-- BEGIN Source passage --

By Laura MacInnis Tue Aug 28, 1:25 PM ET

GENEVA (Reuters) - The United States has 90 guns for every 100 citizens, making it the most heavily armed society in the world, a report released on Tuesday said.

U.S. citizens own 270 million of the world's 875 million known firearms, according to the Small Arms Survey 2007 by the Geneva-based Graduate Institute of International Studies.

About 4.5 million of the 8 million new guns manufactured worldwide each year are purchased in the United States, it said.

"There is roughly one firearm for every seven people worldwide. Without the United States, though, this drops to about one firearm per 10 people," it said.

India had the world's second-largest civilian gun arsenal, with an estimated 46 million firearms outside law enforcement and the military, though this represented just four guns per 100 people there. China, ranked third with 40 million privately held guns, had 3 firearms per 100 people.

Germany, France, Pakistan, Mexico, Brazil and Russia were next in the ranking of country's overall civilian gun arsenals.

On a per-capita basis, Yemen had the second most heavily armed citizenry behind the United States, with 61 guns per 100 people, followed by Finland with 56, Switzerland with 46, Iraq with 39 and Serbia with 38.

France, Canada, Sweden, Austria and Germany were next, each with about 30 guns per 100 people, while many poorer countries often associated with violence ranked much lower. Nigeria, for instance, had just one gun per 100 people.

"Firearms are very unevenly distributed around the world. The image we have of certain regions such as Africa or Latin America being awash with weapons -- these images are certainly misleading," Small Arms Survey director Keith Krause said.

"Weapons ownership may be correlated with rising levels of wealth, and that means we need to think about future demand in parts of the world where economic growth is giving people larger disposable income," he told a Geneva news conference.

The report, which relied on government data, surveys and media reports to estimate the size of world arsenals, estimated there were 650 million civilian firearms worldwide, and 225 million held by law enforcement and military forces.

Five years ago, the Small Arms Survey had estimated there were a total of just 640 million firearms globally.

"Civilian holdings of weapons worldwide are much larger than we previously believed," Krause said, attributing the increase largely to better research and more data on weapon distribution networks.

Only about 12 percent of civilian weapons are thought to be registered with authorities.
 
Indians have purchases many weapons after the great unrest in that country in the 80;s and 90's...


I know my grandpa in India went from having a wood stick in the 70's to a double barrel shotgun and a revolver today.

Its not excess really, some messed up crap happens near his house.
 
Finland makes some sense, like Canada, it is largely a wilderness, rural country. Switzerland makes sense due to its policy of mandatory military service and tradition of a citizen army.

-- END Source passage --
-- BEGIN Material --

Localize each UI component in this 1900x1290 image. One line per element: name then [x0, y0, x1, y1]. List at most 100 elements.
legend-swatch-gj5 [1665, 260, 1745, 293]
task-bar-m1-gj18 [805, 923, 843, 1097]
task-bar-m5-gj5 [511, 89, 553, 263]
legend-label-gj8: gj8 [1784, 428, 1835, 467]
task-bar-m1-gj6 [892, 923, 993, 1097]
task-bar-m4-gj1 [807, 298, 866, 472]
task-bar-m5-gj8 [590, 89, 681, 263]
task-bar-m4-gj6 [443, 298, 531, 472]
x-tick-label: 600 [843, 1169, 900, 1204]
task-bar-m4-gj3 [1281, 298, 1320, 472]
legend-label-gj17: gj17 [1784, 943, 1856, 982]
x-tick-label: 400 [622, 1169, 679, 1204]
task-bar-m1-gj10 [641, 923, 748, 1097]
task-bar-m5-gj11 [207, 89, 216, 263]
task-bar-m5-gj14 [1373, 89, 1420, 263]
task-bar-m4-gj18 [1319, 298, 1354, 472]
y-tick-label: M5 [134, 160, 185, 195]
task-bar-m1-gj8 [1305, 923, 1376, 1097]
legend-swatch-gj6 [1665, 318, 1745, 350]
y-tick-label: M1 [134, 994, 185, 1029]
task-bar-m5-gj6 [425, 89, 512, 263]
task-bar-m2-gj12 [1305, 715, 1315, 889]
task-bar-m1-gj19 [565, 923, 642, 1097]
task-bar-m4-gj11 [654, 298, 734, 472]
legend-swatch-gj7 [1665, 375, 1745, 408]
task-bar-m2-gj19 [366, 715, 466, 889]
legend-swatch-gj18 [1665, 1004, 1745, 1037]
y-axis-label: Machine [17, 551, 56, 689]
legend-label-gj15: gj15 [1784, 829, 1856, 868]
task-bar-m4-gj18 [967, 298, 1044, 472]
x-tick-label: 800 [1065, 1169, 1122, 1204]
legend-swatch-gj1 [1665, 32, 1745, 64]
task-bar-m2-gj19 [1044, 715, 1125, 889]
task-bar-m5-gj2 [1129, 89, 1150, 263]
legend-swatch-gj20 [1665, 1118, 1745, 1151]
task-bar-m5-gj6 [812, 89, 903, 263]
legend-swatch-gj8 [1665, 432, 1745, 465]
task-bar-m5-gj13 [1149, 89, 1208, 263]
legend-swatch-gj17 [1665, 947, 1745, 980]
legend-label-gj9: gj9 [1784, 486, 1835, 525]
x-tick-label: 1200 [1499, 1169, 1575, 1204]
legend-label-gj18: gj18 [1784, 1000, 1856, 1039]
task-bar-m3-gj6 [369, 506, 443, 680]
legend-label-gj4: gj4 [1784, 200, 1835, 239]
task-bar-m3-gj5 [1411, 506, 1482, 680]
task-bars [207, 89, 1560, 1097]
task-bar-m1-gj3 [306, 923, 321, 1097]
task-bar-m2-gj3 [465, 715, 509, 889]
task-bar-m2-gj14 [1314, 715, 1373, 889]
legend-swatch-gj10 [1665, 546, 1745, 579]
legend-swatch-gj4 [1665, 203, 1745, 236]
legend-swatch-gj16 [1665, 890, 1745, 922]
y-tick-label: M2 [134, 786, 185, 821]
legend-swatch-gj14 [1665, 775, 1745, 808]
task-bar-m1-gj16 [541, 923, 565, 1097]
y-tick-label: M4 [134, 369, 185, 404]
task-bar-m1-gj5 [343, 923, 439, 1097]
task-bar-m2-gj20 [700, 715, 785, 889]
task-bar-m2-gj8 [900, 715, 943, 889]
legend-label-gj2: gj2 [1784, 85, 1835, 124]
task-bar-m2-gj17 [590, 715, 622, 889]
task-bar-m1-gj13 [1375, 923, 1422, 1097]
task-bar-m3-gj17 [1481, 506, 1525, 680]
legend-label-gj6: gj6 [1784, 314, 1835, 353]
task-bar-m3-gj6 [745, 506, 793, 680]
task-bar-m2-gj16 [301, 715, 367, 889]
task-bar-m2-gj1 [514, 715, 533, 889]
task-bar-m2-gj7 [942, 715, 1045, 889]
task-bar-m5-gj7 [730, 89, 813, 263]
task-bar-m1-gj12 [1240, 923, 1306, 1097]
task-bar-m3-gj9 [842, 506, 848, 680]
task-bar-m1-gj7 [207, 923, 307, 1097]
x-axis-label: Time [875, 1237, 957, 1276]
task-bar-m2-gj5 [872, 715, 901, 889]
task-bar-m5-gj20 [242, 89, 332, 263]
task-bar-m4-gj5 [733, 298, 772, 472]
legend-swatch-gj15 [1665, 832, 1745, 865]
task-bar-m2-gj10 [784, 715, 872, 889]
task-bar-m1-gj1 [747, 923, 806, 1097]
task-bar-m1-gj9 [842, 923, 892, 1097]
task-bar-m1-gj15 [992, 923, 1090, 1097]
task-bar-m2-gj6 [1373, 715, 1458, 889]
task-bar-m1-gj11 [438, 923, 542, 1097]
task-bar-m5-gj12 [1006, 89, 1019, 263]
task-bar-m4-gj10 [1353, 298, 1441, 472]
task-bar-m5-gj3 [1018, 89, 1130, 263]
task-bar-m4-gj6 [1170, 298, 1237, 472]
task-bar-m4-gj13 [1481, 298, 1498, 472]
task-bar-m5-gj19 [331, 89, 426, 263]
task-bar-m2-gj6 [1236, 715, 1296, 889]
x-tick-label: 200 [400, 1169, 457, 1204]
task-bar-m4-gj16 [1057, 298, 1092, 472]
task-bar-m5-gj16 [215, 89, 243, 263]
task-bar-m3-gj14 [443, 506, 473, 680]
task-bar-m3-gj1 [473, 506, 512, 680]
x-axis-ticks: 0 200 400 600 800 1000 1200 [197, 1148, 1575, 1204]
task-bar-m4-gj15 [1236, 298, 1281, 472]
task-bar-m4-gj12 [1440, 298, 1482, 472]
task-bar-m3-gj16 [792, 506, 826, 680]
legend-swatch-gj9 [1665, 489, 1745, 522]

-- END Material --

[To-do list]
a. Write out the part of the gun ownership passage starting with "The report, which" and going on through "80;s and 90's...".
b. In the gun ownership passage, how many guns per 100 people did Yemen have?
c. Extend the gun ownership passage by continuing it after its final sentence.
These lines stand apart from the gun ownership passage as separate material.

[Responses to the exercise]
a.
The report, which relied on government data, surveys and media reports to estimate the size of world arsenals, estimated there were 650 million civilian firearms worldwide, and 225 million held by law enforcement and military forces.

Five years ago, the Small Arms Survey had estimated there were a total of just 640 million firearms globally.

"Civilian holdings of weapons worldwide are much larger than we previously believed," Krause said, attributing the increase largely to better research and more data on weapon distribution networks.

Only about 12 percent of civilian weapons are thought to be registered with authorities.
 
Indians have purchases many weapons after the great unrest in that country in the 80;s and 90's...

b. Yemen had 61 guns per 100 people.

c.
 
Of course, the per capita measure can also be a little deceptive. Among my friends living in the U.S., only one has guns - almost enough to arm all my other friends there.
 
Of all the things that irritate me about the US, this is at the very top of the list.

I remember going down to California for a two-week project, several years ago, and having part of my rental car sprayed with low-caliber bullets on the passenger side, right on a Los Angeles freeway. I never found out who the target might have been, or more basically, why this was happening at all with so many police on the road in plain view. Like the wild west and thoroughly disgusting, to say nothing about the danger it posed.

Those statistics about guns purchased to protect - that end up killing a relative or a friend or a neighbour - become just water over the bridge. I am not, of course, talking about hunting guns that are locked up, but the guns that are carried to the bedroom, or in the motor car, or somewhere nearby, all to use when needed. I suppose that "secondary purchases" used to protect oneself against those who already have guns, is part of this crazy logic as well. This is followed by the escalation to get the advantage again, with counter-escalation to prevent that advantage from being used.

With homicide and suicide rates among the highest in the world, it was time, long ago, that the US would begin to re-examine this lifestyle, and adopt some type of serious gun control - for legal, and as importantly, illegal guns. But how likely will it be that any of this action will seriously happen? It would probably take a minor miracle.
 
^^^i guess the MAD concept doesn't work for guns the same way it works for nukes.
 
Finland makes some sense, like Canada, it is largely a wilderness, rural country. Switzerland makes sense due to its policy of mandatory military service and tradition of a citizen army.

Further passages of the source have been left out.